(Passage provided)
The uncertainty around TikTok’s future in the US continues with this weekend’s 19 Jan deadline for China-based ByteDance to sell the app now very close indeed.
With ByteDance still resolute that it will not sell TikTok, the app will, in theory, be banned from Sunday. However there are conflicting accounts of whether Joe Biden, Donald Trump, the Supreme Court or Congress might stage a last minute intervention to - at least - give TikTok a little more time.
If that doesn’t happen and the ban goes into effect, TikTok says that not only will its app disappear from Apple and Google’s app stores, but it will effectively stop operating in the US entirely, because the American businesses that provide services to the social media platform won’t legally be allowed to continue to do so.
However, there is one potential get-out for TikTok, which is that the sell-or-be-banned law passed by Congress last year - based on concerns that the Chinese government has access to TikTok user data via ByteDance - allows the US President to delay the ban by 90 days.
There has been speculation that Biden might instigate that delay this week, allowing his successor Trump - who takes over on Monday - to try to negotiate a deal that could save TikTok while addressing the data security concerns, something self proclaimed “consummate dealmaker” Trump insists he - and only he - can achieve.
Others have speculated that Trump might look to delay the ban himself with an executive order on his first day in the Presidency, which means the ban could be halted within 24 hours of going into effect.
Sources close to Biden deny he will get himself involved, not least because the 90 day delay is only meant to be used if negotiations to sell the app are underway and more time is needed to complete a transaction. It’s also unclear on what legal grounds Trump would postpone a ban which would already be in place when he takes office.
It’s also still possible that the Supreme Court could halt things with a ruling that the ban is unconstitutional. The backbone of TikTok’s argument to the Supreme Court justices to block the sell-or-be-banned law is that it’s unconstitutional on free speech grounds.
Following a hearing last week, it was thought the Supreme Court might make some kind of ruling on the ban yesterday, but that didn’t happen, and legal experts say that - the closer it gets to the ban’s deadline - the less likely it is that the Supreme Court will stop, or even just postpone, the ban.
Within Congress itself - which proposed and passed sell-or-be-banned law in the first place - there is potentially an avenue of support to at least pause the ban, with US Senator Ed Markey yesterday proposing a congressional bill, the Extend The TikTok Deadline Act. However, according to Reuters, Republican Senator Tom Cotton blocked that proposal.

(To do)
1 – According to the TikTok ban article, why would TikTok stop operating in the US entirely if the ban takes effect? Answer in one to three sentences.
2 – Echo the part of the TikTok ban article that opens with the words containing "If that doesn’t" and closes with "continue to do so.".
3 – Answer these questions from the TikTok ban article:
(a) On what date does the deadline for ByteDance to sell the app fall?
(b) Which senator proposed the Extend The TikTok Deadline Act?
(c) By how many days does the law allow the US President to delay the ban?
The data is separate material and has no connection to the TikTok ban article.

(Extracted material)
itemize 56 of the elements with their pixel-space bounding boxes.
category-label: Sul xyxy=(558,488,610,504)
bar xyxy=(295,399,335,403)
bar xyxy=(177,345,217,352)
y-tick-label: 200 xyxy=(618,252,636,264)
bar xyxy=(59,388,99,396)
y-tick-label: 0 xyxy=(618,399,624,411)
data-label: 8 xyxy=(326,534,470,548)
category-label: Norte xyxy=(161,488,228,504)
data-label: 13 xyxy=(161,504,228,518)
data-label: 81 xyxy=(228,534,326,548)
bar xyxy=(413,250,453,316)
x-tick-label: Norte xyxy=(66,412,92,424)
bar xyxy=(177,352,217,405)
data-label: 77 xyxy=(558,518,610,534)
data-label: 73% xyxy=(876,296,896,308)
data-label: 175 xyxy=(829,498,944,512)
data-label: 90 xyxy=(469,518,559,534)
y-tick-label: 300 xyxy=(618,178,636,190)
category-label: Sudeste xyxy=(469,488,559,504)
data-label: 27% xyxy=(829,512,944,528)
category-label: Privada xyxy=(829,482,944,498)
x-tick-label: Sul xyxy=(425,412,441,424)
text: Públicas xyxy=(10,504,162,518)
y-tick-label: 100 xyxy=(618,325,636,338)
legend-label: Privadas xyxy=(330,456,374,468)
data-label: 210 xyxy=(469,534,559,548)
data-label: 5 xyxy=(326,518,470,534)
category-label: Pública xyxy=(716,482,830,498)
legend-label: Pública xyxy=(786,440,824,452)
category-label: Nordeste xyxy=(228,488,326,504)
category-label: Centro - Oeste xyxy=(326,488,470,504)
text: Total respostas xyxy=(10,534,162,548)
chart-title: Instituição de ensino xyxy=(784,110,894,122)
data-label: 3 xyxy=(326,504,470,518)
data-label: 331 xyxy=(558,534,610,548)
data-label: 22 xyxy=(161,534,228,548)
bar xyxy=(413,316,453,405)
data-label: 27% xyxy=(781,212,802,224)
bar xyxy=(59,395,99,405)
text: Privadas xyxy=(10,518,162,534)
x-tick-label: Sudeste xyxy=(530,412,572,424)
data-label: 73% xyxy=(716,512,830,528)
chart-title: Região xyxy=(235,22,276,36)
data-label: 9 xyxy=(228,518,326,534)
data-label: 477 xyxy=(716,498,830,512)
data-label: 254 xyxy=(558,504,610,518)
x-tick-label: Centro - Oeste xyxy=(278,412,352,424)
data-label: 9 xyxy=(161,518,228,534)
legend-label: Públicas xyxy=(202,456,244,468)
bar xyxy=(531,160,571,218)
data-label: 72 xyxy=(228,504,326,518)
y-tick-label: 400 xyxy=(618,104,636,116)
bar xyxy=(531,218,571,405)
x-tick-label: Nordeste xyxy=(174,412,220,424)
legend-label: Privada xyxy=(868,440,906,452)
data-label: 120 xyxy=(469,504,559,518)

(Answers to the exercise)
1 – TikTok would stop operating entirely because the American businesses that provide services to the platform would no longer be legally allowed to keep doing so. Its app would also disappear from Apple's and Google's app stores.

2 –
If that doesn’t happen and the ban goes into effect, TikTok says that not only will its app disappear from Apple and Google’s app stores, but it will effectively stop operating in the US entirely, because the American businesses that provide services to the social media platform won’t legally be allowed to continue to do so.

3 –
(a) 19 Jan
(b) Ed Markey
(c) 90 days